[Data records]
= = = = =
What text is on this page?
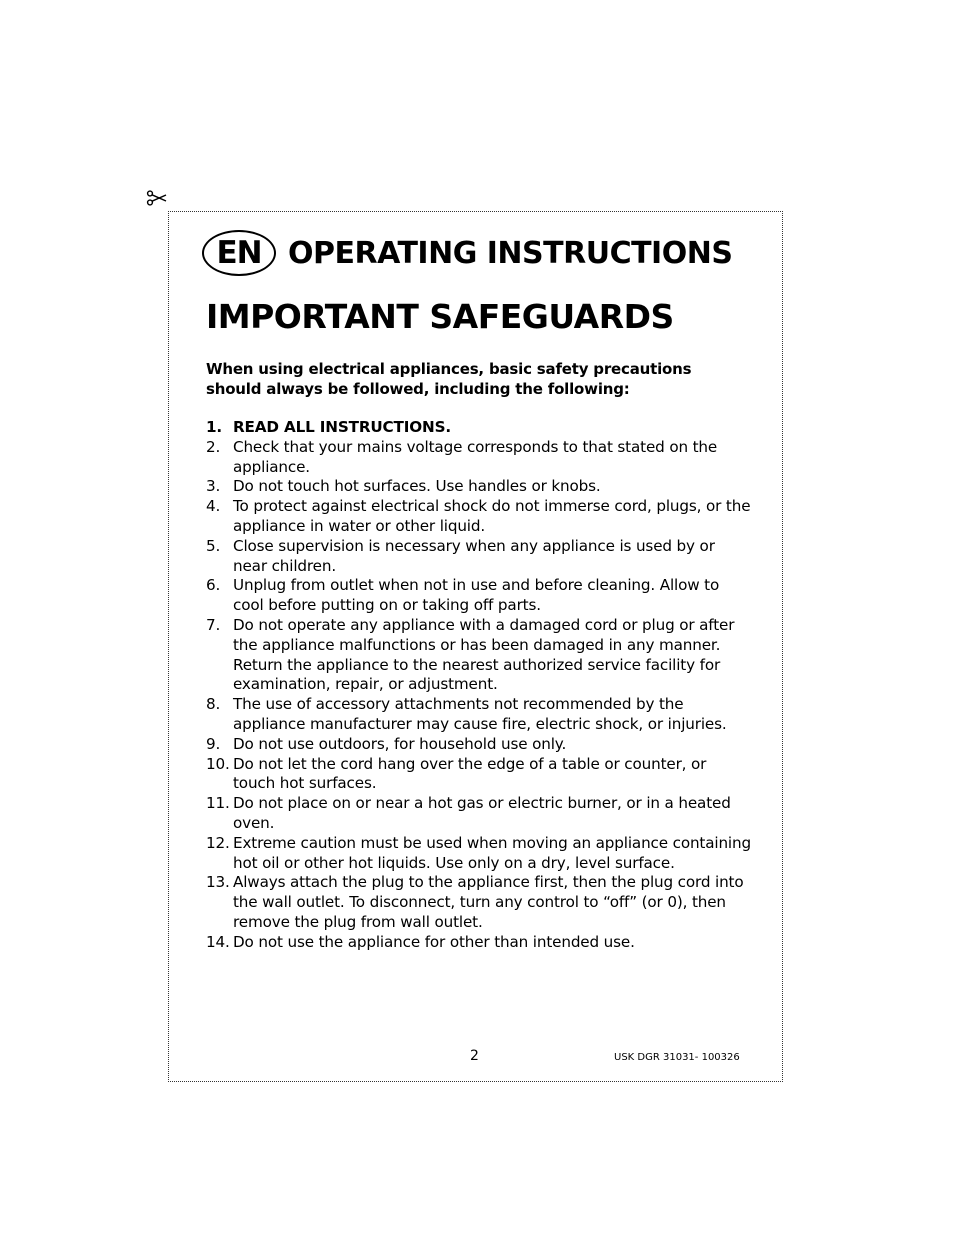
EN OPERATING INSTRUCTIONS
IMPORTANT SAFEGUARDS

When using electrical appliances, basic safety precautions should always be followed, including the following:

1. READ ALL INSTRUCTIONS.
2. Check that your mains voltage corresponds to that stated on the appliance.
3. Do not touch hot surfaces. Use handles or knobs.
4. To protect against electrical shock do not immerse cord, plugs, or the appliance in water or other liquid.
5. Close supervision is necessary when any appliance is used by or near children.
6. Unplug from outlet when not in use and before cleaning. Allow to cool before putting on or taking off parts.
7. Do not operate any appliance with a damaged cord or plug or after the appliance malfunctions or has been damaged in any manner. Return the appliance to the nearest authorized service facility for examination, repair, or adjustment.
8. The use of accessory attachments not recommended by the appliance manufacturer may cause fire, electric shock, or injuries.
9. Do not use outdoors, for household use only.
10. Do not let the cord hang over the edge of a table or counter, or touch hot surfaces.
11. Do not place on or near a hot gas or electric burner, or in a heated oven.
12. Extreme caution must be used when moving an appliance containing hot oil or other hot liquids. Use only on a dry, level surface.
13. Always attach the plug to the appliance first, then the plug cord into the wall outlet. To disconnect, turn any control to “off” (or 0), then remove the plug from wall outlet.
14. Do not use the appliance for other than intended use.
2	USK DGR 31031- 100326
= = = = =
# What to work on
Look through the material and copy each line that has "other".

# Problem solution
4. To protect against electrical shock do not immerse cord, plugs, or the appliance in water or other liquid.
12. Extreme caution must be used when moving an appliance containing hot oil or other hot liquids. Use only on a dry, level surface.
14. Do not use the appliance for other than intended use.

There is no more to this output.